-- PROVIDED INFORMATION follows --

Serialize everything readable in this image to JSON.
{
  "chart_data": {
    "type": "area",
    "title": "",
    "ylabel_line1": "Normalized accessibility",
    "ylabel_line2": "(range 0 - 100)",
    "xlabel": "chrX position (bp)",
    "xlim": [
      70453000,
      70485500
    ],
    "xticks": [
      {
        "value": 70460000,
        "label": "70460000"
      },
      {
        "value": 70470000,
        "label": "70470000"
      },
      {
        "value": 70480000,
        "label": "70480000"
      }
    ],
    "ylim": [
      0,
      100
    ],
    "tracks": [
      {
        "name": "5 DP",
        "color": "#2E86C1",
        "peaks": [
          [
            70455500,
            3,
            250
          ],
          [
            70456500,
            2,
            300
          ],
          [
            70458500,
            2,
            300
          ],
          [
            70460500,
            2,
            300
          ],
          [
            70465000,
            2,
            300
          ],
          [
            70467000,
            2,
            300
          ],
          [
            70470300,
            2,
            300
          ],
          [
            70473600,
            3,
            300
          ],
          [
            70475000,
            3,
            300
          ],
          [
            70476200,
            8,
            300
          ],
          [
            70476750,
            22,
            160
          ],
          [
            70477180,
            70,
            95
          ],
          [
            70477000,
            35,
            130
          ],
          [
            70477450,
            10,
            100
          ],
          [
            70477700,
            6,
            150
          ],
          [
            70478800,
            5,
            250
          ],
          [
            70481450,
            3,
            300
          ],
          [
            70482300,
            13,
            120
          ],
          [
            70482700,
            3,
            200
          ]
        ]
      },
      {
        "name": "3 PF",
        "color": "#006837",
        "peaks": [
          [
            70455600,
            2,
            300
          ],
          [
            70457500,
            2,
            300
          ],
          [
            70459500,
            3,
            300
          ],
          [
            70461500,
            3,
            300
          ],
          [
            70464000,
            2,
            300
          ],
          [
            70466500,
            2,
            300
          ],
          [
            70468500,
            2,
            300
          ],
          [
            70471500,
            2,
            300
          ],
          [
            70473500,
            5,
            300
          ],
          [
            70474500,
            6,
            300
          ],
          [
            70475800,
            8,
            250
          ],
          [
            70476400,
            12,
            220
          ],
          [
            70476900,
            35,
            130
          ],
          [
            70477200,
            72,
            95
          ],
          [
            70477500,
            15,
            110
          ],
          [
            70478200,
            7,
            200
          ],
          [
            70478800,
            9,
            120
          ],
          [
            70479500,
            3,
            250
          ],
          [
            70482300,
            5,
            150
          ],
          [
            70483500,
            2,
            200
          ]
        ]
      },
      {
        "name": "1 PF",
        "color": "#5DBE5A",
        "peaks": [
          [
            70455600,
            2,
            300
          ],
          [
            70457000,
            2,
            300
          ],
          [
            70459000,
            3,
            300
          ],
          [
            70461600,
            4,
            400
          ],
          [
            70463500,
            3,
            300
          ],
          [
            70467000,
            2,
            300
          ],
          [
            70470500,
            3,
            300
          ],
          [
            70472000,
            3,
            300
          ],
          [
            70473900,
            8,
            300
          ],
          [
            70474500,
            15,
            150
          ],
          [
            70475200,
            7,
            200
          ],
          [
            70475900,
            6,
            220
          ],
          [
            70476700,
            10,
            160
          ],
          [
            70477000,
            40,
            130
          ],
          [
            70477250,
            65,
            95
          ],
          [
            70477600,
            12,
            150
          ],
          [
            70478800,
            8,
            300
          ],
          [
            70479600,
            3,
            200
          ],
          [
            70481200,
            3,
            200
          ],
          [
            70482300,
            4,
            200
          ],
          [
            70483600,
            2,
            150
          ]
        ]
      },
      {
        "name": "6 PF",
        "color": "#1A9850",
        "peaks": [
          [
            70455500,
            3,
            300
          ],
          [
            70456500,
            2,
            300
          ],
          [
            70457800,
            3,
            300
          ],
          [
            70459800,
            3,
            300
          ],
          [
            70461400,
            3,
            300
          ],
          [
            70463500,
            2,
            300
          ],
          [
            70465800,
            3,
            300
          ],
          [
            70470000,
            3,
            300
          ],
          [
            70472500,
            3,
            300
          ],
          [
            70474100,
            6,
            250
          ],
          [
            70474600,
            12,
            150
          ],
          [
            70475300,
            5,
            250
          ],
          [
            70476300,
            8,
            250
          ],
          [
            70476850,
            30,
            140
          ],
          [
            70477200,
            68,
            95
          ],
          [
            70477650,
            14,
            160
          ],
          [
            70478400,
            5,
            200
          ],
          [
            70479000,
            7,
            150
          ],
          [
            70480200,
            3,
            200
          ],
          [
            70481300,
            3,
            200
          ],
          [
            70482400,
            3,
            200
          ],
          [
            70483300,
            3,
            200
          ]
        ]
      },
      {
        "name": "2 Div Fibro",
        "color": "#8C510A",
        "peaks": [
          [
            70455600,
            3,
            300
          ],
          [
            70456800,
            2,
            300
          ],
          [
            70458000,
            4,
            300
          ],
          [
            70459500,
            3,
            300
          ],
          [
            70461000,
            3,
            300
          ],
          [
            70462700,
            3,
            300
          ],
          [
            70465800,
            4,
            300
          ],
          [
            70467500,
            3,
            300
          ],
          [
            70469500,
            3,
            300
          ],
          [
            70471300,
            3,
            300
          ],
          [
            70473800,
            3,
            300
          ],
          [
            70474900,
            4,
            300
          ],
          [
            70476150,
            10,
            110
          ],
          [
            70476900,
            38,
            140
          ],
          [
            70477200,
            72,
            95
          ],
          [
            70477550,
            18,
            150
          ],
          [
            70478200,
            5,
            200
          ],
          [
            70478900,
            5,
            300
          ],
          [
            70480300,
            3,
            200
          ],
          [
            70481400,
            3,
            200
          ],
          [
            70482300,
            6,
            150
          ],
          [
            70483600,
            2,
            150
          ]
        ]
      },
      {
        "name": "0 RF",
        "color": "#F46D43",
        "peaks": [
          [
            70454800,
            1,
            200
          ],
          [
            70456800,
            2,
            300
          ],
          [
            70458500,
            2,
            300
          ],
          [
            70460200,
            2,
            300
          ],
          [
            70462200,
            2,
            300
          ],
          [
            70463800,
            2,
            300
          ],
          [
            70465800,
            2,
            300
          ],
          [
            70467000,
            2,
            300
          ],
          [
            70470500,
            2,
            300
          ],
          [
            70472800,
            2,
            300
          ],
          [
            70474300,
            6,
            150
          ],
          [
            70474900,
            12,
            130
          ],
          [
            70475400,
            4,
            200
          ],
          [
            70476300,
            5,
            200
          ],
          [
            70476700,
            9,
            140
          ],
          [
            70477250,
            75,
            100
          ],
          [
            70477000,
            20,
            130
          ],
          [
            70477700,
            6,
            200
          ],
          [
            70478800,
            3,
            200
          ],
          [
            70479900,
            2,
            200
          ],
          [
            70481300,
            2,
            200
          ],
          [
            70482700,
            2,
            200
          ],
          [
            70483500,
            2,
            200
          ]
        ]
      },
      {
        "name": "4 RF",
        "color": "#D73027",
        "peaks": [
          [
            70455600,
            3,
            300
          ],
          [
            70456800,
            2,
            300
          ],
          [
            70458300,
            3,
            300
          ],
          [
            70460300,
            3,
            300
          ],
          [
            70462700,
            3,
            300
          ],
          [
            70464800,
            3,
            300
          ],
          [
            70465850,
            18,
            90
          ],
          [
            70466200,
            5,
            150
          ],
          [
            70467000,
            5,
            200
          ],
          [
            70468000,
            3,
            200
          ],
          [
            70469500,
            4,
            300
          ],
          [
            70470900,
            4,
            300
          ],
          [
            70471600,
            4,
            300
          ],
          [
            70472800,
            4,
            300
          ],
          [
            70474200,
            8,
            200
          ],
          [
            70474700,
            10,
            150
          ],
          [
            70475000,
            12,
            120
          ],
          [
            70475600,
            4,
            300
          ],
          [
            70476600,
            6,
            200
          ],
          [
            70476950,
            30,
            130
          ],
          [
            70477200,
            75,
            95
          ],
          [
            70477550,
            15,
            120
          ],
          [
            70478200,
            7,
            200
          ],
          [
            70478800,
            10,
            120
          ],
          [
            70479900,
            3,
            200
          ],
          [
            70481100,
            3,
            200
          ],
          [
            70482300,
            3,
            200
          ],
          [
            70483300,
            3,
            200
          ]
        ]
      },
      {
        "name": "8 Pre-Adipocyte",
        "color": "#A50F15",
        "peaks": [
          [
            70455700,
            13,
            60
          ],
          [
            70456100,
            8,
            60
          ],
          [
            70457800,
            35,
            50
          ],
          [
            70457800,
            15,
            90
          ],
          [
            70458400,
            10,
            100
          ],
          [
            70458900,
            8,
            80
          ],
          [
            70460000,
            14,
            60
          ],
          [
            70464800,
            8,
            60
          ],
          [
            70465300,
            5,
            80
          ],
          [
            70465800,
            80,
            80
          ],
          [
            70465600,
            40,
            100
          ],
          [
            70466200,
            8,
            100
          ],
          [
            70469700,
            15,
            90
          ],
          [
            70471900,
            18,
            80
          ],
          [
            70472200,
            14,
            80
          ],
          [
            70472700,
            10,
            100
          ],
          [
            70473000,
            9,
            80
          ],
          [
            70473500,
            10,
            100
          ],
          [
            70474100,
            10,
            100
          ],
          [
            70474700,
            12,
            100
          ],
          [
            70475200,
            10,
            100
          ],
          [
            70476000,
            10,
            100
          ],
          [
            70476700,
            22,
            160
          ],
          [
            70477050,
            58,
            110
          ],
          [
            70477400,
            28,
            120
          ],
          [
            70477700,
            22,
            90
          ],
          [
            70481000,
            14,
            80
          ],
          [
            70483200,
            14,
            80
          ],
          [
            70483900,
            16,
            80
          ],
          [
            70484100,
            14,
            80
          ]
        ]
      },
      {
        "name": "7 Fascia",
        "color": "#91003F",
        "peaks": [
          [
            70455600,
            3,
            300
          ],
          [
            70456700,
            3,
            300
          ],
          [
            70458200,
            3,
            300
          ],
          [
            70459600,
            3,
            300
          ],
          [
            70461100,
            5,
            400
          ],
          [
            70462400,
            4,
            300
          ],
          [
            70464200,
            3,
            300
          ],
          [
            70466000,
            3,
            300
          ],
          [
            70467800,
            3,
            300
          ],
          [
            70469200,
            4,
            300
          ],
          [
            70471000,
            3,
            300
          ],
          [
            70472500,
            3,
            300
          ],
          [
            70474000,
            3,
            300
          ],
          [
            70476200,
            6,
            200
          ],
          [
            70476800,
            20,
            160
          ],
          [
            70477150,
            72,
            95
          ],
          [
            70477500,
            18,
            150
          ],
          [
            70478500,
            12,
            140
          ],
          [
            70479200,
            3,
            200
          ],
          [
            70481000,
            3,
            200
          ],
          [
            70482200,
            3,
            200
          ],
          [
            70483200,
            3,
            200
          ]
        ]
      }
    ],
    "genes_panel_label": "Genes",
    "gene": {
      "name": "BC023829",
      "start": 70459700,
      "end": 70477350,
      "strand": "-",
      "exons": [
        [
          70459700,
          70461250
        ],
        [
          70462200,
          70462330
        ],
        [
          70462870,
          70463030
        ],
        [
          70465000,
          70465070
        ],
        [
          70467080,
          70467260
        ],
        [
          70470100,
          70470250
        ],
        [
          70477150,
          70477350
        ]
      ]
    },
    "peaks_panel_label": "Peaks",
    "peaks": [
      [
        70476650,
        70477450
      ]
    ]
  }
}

-- PROVIDED INFORMATION concluded --

> PROBLEM REQUIREMENTS
Copy down every line of the material above that includes the string "value".

> RESPONSE TO THE EXERCISE
        "value": 70460000,
        "value": 70470000,
        "value": 70480000,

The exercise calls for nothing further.